*BRIEF:*
A faithful transcription of all the data is required.

Collected data

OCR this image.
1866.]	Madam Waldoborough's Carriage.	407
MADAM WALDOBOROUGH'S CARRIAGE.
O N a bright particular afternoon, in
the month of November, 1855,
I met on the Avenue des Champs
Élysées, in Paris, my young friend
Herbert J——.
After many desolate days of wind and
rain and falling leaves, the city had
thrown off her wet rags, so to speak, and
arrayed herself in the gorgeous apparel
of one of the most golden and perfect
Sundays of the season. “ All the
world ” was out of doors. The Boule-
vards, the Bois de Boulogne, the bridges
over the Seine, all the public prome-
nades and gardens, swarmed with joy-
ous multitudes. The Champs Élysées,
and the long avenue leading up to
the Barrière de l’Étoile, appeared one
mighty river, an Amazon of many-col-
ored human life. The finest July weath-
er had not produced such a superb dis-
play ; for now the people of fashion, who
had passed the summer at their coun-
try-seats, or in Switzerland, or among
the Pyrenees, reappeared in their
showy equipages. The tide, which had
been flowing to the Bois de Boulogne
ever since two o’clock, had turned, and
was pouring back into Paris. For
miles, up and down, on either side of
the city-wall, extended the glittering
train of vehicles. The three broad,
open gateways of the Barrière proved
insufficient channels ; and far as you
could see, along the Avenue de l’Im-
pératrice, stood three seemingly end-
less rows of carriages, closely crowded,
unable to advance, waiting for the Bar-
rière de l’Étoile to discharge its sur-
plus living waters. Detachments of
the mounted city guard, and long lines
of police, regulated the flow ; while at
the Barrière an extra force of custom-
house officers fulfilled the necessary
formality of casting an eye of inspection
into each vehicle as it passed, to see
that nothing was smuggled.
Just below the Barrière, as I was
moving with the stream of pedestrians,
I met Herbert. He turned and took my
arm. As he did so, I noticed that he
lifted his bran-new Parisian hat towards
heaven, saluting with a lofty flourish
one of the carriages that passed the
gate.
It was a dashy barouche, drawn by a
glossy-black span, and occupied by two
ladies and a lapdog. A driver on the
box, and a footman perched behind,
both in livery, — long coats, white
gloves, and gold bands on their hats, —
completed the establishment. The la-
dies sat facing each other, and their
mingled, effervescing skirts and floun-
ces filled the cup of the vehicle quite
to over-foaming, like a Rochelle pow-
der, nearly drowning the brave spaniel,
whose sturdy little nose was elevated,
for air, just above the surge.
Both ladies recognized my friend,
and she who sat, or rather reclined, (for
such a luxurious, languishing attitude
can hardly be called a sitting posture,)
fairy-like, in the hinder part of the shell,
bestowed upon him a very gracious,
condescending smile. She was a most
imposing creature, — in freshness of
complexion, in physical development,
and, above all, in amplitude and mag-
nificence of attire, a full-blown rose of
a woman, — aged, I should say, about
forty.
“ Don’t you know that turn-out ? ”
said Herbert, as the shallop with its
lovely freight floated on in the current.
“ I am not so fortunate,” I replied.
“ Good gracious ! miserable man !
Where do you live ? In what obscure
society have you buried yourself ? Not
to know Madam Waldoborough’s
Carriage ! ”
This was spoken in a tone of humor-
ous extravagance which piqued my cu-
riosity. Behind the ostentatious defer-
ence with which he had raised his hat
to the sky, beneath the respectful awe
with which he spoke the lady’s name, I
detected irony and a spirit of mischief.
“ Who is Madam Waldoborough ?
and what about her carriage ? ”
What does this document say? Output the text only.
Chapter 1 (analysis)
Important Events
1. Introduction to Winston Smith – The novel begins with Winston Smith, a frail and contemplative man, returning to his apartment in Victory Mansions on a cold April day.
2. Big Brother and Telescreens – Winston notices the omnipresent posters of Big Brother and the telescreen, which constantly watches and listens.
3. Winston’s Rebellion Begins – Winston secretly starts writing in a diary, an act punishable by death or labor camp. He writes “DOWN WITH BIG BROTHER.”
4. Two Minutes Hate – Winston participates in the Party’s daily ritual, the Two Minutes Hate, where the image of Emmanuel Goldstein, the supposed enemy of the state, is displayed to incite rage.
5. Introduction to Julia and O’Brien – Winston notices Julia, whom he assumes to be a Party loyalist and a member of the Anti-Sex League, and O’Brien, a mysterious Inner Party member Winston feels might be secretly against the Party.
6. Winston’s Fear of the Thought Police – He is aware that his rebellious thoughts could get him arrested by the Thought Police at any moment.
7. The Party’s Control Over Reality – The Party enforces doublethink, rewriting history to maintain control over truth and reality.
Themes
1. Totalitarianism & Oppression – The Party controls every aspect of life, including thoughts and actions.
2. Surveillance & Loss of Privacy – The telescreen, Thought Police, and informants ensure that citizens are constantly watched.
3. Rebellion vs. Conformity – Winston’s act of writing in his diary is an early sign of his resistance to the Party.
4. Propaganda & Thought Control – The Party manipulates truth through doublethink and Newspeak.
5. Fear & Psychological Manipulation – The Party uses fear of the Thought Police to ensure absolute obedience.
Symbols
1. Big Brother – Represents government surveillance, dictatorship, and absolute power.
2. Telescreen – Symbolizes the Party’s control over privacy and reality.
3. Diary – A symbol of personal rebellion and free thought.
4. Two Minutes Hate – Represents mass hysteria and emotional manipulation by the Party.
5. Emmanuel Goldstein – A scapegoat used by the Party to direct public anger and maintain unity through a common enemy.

*SOLUTION TO THE PROBLEM:*
OCR this image.
1866.]	Madam Waldoborough's Carriage.	407
MADAM WALDOBOROUGH'S CARRIAGE.
O N a bright particular afternoon, in
the month of November, 1855,
I met on the Avenue des Champs
Élysées, in Paris, my young friend
Herbert J——.
After many desolate days of wind and
rain and falling leaves, the city had
thrown off her wet rags, so to speak, and
arrayed herself in the gorgeous apparel
of one of the most golden and perfect
Sundays of the season. “ All the
world ” was out of doors. The Boule-
vards, the Bois de Boulogne, the bridges
over the Seine, all the public prome-
nades and gardens, swarmed with joy-
ous multitudes. The Champs Élysées,
and the long avenue leading up to
the Barrière de l’Étoile, appeared one
mighty river, an Amazon of many-col-
ored human life. The finest July weath-
er had not produced such a superb dis-
play ; for now the people of fashion, who
had passed the summer at their coun-
try-seats, or in Switzerland, or among
the Pyrenees, reappeared in their
showy equipages. The tide, which had
been flowing to the Bois de Boulogne
ever since two o’clock, had turned, and
was pouring back into Paris. For
miles, up and down, on either side of
the city-wall, extended the glittering
train of vehicles. The three broad,
open gateways of the Barrière proved
insufficient channels ; and far as you
could see, along the Avenue de l’Im-
pératrice, stood three seemingly end-
less rows of carriages, closely crowded,
unable to advance, waiting for the Bar-
rière de l’Étoile to discharge its sur-
plus living waters. Detachments of
the mounted city guard, and long lines
of police, regulated the flow ; while at
the Barrière an extra force of custom-
house officers fulfilled the necessary
formality of casting an eye of inspection
into each vehicle as it passed, to see
that nothing was smuggled.
Just below the Barrière, as I was
moving with the stream of pedestrians,
I met Herbert. He turned and took my
arm. As he did so, I noticed that he
lifted his bran-new Parisian hat towards
heaven, saluting with a lofty flourish
one of the carriages that passed the
gate.
It was a dashy barouche, drawn by a
glossy-black span, and occupied by two
ladies and a lapdog. A driver on the
box, and a footman perched behind,
both in livery, — long coats, white
gloves, and gold bands on their hats, —
completed the establishment. The la-
dies sat facing each other, and their
mingled, effervescing skirts and floun-
ces filled the cup of the vehicle quite
to over-foaming, like a Rochelle pow-
der, nearly drowning the brave spaniel,
whose sturdy little nose was elevated,
for air, just above the surge.
Both ladies recognized my friend,
and she who sat, or rather reclined, (for
such a luxurious, languishing attitude
can hardly be called a sitting posture,)
fairy-like, in the hinder part of the shell,
bestowed upon him a very gracious,
condescending smile. She was a most
imposing creature, — in freshness of
complexion, in physical development,
and, above all, in amplitude and mag-
nificence of attire, a full-blown rose of
a woman, — aged, I should say, about
forty.
“ Don’t you know that turn-out ? ”
said Herbert, as the shallop with its
lovely freight floated on in the current.
“ I am not so fortunate,” I replied.
“ Good gracious ! miserable man !
Where do you live ? In what obscure
society have you buried yourself ? Not
to know Madam Waldoborough’s
Carriage ! ”
This was spoken in a tone of humor-
ous extravagance which piqued my cu-
riosity. Behind the ostentatious defer-
ence with which he had raised his hat
to the sky, beneath the respectful awe
with which he spoke the lady’s name, I
detected irony and a spirit of mischief.
“ Who is Madam Waldoborough ?
and what about her carriage ? ”
What does this document say? Output the text only.
Chapter 1 (analysis)
Important Events
1. Introduction to Winston Smith – The novel begins with Winston Smith, a frail and contemplative man, returning to his apartment in Victory Mansions on a cold April day.
2. Big Brother and Telescreens – Winston notices the omnipresent posters of Big Brother and the telescreen, which constantly watches and listens.
3. Winston’s Rebellion Begins – Winston secretly starts writing in a diary, an act punishable by death or labor camp. He writes “DOWN WITH BIG BROTHER.”
4. Two Minutes Hate – Winston participates in the Party’s daily ritual, the Two Minutes Hate, where the image of Emmanuel Goldstein, the supposed enemy of the state, is displayed to incite rage.
5. Introduction to Julia and O’Brien – Winston notices Julia, whom he assumes to be a Party loyalist and a member of the Anti-Sex League, and O’Brien, a mysterious Inner Party member Winston feels might be secretly against the Party.
6. Winston’s Fear of the Thought Police – He is aware that his rebellious thoughts could get him arrested by the Thought Police at any moment.
7. The Party’s Control Over Reality – The Party enforces doublethink, rewriting history to maintain control over truth and reality.
Themes
1. Totalitarianism & Oppression – The Party controls every aspect of life, including thoughts and actions.
2. Surveillance & Loss of Privacy – The telescreen, Thought Police, and informants ensure that citizens are constantly watched.
3. Rebellion vs. Conformity – Winston’s act of writing in his diary is an early sign of his resistance to the Party.
4. Propaganda & Thought Control – The Party manipulates truth through doublethink and Newspeak.
5. Fear & Psychological Manipulation – The Party uses fear of the Thought Police to ensure absolute obedience.
Symbols
1. Big Brother – Represents government surveillance, dictatorship, and absolute power.
2. Telescreen – Symbolizes the Party’s control over privacy and reality.
3. Diary – A symbol of personal rebellion and free thought.
4. Two Minutes Hate – Represents mass hysteria and emotional manipulation by the Party.
5. Emmanuel Goldstein – A scapegoat used by the Party to direct public anger and maintain unity through a common enemy.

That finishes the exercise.